• **TASK STATEMENT**
Repeat, without any change, the entries presented below.

• **DATA PROVIDED**
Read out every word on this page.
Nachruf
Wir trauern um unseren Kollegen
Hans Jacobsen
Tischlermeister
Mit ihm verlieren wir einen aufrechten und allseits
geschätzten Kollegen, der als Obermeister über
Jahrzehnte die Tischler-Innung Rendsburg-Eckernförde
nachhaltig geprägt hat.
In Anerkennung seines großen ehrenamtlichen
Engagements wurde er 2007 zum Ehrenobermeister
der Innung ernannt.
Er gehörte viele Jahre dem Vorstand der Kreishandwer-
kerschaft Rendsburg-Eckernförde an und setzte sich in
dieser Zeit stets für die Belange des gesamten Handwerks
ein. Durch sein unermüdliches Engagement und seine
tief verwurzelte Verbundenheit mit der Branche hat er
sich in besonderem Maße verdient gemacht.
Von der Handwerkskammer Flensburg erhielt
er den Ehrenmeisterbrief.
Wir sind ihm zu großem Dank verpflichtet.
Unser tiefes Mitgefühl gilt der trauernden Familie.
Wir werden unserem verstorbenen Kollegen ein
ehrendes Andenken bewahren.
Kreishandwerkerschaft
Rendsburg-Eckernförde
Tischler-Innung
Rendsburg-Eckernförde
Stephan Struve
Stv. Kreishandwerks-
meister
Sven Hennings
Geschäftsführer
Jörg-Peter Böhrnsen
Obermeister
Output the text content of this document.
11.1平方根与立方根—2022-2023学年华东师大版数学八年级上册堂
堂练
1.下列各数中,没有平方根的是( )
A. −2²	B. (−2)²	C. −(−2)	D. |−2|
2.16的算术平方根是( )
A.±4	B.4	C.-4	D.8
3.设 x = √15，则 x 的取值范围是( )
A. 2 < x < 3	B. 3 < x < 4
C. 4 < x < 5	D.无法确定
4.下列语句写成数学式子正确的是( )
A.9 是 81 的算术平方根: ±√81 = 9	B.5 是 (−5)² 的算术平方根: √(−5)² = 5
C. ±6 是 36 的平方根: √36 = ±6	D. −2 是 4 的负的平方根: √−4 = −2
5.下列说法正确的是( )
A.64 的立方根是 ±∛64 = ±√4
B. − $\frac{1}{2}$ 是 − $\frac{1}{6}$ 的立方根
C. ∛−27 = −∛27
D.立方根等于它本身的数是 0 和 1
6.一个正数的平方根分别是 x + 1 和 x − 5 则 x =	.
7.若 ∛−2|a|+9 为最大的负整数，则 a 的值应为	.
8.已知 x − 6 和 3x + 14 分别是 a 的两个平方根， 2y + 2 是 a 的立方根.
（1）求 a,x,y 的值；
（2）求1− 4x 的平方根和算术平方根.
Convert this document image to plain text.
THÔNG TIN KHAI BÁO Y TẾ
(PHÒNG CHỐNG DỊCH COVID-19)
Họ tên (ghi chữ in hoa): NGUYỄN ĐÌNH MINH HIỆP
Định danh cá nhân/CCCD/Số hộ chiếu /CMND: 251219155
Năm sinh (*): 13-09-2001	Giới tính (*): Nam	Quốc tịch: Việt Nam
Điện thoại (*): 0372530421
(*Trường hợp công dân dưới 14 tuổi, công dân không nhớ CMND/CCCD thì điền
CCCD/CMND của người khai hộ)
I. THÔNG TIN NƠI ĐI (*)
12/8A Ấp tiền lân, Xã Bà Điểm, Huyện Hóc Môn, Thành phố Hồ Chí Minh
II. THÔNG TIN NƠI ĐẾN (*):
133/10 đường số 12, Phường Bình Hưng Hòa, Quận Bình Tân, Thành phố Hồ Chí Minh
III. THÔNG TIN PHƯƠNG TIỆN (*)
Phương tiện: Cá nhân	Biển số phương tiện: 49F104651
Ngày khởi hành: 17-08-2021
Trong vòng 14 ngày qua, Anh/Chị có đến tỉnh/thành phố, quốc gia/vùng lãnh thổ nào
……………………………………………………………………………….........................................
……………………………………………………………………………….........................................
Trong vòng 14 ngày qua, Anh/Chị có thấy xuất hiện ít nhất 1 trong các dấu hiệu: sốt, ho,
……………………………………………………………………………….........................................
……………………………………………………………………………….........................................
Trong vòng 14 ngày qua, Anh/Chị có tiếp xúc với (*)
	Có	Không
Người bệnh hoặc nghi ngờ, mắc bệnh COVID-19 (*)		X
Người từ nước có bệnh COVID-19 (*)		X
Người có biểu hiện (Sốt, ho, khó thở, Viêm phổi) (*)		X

• **WRITTEN ANSWER**
Read out every word on this page.
Nachruf
Wir trauern um unseren Kollegen
Hans Jacobsen
Tischlermeister
Mit ihm verlieren wir einen aufrechten und allseits
geschätzten Kollegen, der als Obermeister über
Jahrzehnte die Tischler-Innung Rendsburg-Eckernförde
nachhaltig geprägt hat.
In Anerkennung seines großen ehrenamtlichen
Engagements wurde er 2007 zum Ehrenobermeister
der Innung ernannt.
Er gehörte viele Jahre dem Vorstand der Kreishandwer-
kerschaft Rendsburg-Eckernförde an und setzte sich in
dieser Zeit stets für die Belange des gesamten Handwerks
ein. Durch sein unermüdliches Engagement und seine
tief verwurzelte Verbundenheit mit der Branche hat er
sich in besonderem Maße verdient gemacht.
Von der Handwerkskammer Flensburg erhielt
er den Ehrenmeisterbrief.
Wir sind ihm zu großem Dank verpflichtet.
Unser tiefes Mitgefühl gilt der trauernden Familie.
Wir werden unserem verstorbenen Kollegen ein
ehrendes Andenken bewahren.
Kreishandwerkerschaft
Rendsburg-Eckernförde
Tischler-Innung
Rendsburg-Eckernförde
Stephan Struve
Stv. Kreishandwerks-
meister
Sven Hennings
Geschäftsführer
Jörg-Peter Böhrnsen
Obermeister
Output the text content of this document.
11.1平方根与立方根—2022-2023学年华东师大版数学八年级上册堂
堂练
1.下列各数中,没有平方根的是( )
A. −2²	B. (−2)²	C. −(−2)	D. |−2|
2.16的算术平方根是( )
A.±4	B.4	C.-4	D.8
3.设 x = √15，则 x 的取值范围是( )
A. 2 < x < 3	B. 3 < x < 4
C. 4 < x < 5	D.无法确定
4.下列语句写成数学式子正确的是( )
A.9 是 81 的算术平方根: ±√81 = 9	B.5 是 (−5)² 的算术平方根: √(−5)² = 5
C. ±6 是 36 的平方根: √36 = ±6	D. −2 是 4 的负的平方根: √−4 = −2
5.下列说法正确的是( )
A.64 的立方根是 ±∛64 = ±√4
B. − $\frac{1}{2}$ 是 − $\frac{1}{6}$ 的立方根
C. ∛−27 = −∛27
D.立方根等于它本身的数是 0 和 1
6.一个正数的平方根分别是 x + 1 和 x − 5 则 x =	.
7.若 ∛−2|a|+9 为最大的负整数，则 a 的值应为	.
8.已知 x − 6 和 3x + 14 分别是 a 的两个平方根， 2y + 2 是 a 的立方根.
（1）求 a,x,y 的值；
（2）求1− 4x 的平方根和算术平方根.
Convert this document image to plain text.
THÔNG TIN KHAI BÁO Y TẾ
(PHÒNG CHỐNG DỊCH COVID-19)
Họ tên (ghi chữ in hoa): NGUYỄN ĐÌNH MINH HIỆP
Định danh cá nhân/CCCD/Số hộ chiếu /CMND: 251219155
Năm sinh (*): 13-09-2001	Giới tính (*): Nam	Quốc tịch: Việt Nam
Điện thoại (*): 0372530421
(*Trường hợp công dân dưới 14 tuổi, công dân không nhớ CMND/CCCD thì điền
CCCD/CMND của người khai hộ)
I. THÔNG TIN NƠI ĐI (*)
12/8A Ấp tiền lân, Xã Bà Điểm, Huyện Hóc Môn, Thành phố Hồ Chí Minh
II. THÔNG TIN NƠI ĐẾN (*):
133/10 đường số 12, Phường Bình Hưng Hòa, Quận Bình Tân, Thành phố Hồ Chí Minh
III. THÔNG TIN PHƯƠNG TIỆN (*)
Phương tiện: Cá nhân	Biển số phương tiện: 49F104651
Ngày khởi hành: 17-08-2021
Trong vòng 14 ngày qua, Anh/Chị có đến tỉnh/thành phố, quốc gia/vùng lãnh thổ nào
……………………………………………………………………………….........................................
……………………………………………………………………………….........................................
Trong vòng 14 ngày qua, Anh/Chị có thấy xuất hiện ít nhất 1 trong các dấu hiệu: sốt, ho,
……………………………………………………………………………….........................................
……………………………………………………………………………….........................................
Trong vòng 14 ngày qua, Anh/Chị có tiếp xúc với (*)
	Có	Không
Người bệnh hoặc nghi ngờ, mắc bệnh COVID-19 (*)		X
Người từ nước có bệnh COVID-19 (*)		X
Người có biểu hiện (Sốt, ho, khó thở, Viêm phổi) (*)		X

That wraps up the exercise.